■ WORK INSTRUCTIONS:
Copy out each line containing "Figure" from the entries below.

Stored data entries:
********************

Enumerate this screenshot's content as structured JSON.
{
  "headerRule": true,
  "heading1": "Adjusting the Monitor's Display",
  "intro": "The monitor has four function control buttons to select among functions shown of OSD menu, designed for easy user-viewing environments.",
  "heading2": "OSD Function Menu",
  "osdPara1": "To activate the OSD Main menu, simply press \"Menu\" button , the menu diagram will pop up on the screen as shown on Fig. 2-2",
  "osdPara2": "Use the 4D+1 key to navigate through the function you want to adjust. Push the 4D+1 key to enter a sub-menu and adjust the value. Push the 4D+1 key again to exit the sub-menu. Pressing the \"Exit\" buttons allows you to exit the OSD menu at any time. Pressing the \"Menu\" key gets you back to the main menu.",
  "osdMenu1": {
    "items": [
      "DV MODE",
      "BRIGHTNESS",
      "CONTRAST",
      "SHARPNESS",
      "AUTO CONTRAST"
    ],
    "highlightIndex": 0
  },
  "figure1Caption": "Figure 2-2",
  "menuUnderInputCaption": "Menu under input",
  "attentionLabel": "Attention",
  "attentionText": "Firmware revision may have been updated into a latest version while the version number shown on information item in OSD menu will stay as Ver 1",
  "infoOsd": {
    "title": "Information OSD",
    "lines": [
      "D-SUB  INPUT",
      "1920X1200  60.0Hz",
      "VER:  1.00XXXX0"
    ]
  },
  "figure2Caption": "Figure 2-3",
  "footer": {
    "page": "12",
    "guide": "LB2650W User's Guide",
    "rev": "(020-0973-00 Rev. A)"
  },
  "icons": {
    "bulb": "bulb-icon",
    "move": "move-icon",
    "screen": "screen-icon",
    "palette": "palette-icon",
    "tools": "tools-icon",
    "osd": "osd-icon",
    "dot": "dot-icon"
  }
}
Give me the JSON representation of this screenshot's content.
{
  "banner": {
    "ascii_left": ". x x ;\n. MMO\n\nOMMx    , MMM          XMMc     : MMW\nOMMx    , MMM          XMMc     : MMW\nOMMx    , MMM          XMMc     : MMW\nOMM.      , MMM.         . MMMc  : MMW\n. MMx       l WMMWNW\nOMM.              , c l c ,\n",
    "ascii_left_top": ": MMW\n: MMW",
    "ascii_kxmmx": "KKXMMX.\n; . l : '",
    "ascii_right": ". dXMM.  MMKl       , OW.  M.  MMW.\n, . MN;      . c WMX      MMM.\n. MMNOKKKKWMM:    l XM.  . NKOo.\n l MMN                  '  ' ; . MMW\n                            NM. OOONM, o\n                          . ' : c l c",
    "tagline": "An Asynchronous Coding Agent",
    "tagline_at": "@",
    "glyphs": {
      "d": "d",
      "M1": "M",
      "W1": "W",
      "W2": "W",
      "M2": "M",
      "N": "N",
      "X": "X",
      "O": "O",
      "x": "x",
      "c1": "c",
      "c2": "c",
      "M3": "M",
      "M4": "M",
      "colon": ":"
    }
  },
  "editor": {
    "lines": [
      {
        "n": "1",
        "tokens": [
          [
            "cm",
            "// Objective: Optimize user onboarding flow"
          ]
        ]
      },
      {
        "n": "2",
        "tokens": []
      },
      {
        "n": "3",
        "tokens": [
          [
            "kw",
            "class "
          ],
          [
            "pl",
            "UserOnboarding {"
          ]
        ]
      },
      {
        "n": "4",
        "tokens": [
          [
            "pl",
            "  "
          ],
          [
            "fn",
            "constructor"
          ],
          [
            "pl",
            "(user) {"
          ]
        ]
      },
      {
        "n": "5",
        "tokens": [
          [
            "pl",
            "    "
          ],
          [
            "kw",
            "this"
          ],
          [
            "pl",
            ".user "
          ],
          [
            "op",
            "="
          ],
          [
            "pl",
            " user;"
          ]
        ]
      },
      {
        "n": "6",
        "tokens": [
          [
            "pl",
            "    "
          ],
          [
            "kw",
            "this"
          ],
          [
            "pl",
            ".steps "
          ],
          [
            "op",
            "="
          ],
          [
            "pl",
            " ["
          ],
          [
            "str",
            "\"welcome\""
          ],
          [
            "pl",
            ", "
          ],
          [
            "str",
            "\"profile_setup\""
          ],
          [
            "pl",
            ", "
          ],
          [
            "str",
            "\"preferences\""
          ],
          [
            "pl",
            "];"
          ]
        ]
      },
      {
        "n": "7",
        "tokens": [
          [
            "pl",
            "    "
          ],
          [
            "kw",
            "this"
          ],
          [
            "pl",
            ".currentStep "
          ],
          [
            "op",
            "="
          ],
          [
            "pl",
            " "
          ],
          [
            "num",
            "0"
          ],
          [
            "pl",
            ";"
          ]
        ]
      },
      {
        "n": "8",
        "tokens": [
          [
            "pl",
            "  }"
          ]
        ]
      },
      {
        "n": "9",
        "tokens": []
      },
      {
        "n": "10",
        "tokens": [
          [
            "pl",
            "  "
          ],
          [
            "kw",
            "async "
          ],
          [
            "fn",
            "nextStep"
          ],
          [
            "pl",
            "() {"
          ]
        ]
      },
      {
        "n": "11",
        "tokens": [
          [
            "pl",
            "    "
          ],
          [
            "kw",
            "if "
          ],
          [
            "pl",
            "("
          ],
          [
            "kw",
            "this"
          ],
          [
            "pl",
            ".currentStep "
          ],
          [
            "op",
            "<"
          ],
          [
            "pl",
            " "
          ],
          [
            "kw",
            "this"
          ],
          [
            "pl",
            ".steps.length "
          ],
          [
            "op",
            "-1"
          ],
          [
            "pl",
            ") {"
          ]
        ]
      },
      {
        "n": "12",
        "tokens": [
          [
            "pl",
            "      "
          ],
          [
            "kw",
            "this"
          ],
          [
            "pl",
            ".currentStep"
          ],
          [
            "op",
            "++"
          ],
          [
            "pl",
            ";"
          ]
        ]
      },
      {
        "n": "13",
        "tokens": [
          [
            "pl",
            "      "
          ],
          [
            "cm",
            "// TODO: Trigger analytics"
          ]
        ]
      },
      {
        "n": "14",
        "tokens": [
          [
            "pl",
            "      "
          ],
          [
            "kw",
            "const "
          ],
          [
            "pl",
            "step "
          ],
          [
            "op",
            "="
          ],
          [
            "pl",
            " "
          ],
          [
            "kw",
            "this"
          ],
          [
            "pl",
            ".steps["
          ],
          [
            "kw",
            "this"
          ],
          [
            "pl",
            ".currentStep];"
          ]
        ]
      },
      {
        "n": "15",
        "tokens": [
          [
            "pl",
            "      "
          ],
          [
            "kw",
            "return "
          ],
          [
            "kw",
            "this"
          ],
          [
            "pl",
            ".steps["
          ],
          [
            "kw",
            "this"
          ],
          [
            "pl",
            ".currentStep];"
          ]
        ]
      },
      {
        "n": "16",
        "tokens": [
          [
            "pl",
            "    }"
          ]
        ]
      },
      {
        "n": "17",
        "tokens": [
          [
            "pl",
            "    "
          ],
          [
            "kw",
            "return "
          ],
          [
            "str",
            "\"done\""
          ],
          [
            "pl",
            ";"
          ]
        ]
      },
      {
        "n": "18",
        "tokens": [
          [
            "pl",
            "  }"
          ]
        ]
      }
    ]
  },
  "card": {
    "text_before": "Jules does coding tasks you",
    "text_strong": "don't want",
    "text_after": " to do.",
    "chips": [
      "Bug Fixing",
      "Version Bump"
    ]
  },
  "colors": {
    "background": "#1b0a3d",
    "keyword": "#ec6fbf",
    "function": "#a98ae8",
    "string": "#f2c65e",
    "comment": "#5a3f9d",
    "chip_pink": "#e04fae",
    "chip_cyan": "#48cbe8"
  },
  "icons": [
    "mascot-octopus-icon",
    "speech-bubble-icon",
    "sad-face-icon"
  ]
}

********************

■ COMPLETED EXERCISE:
  "figure1Caption": "Figure 2-2",
  "figure2Caption": "Figure 2-3",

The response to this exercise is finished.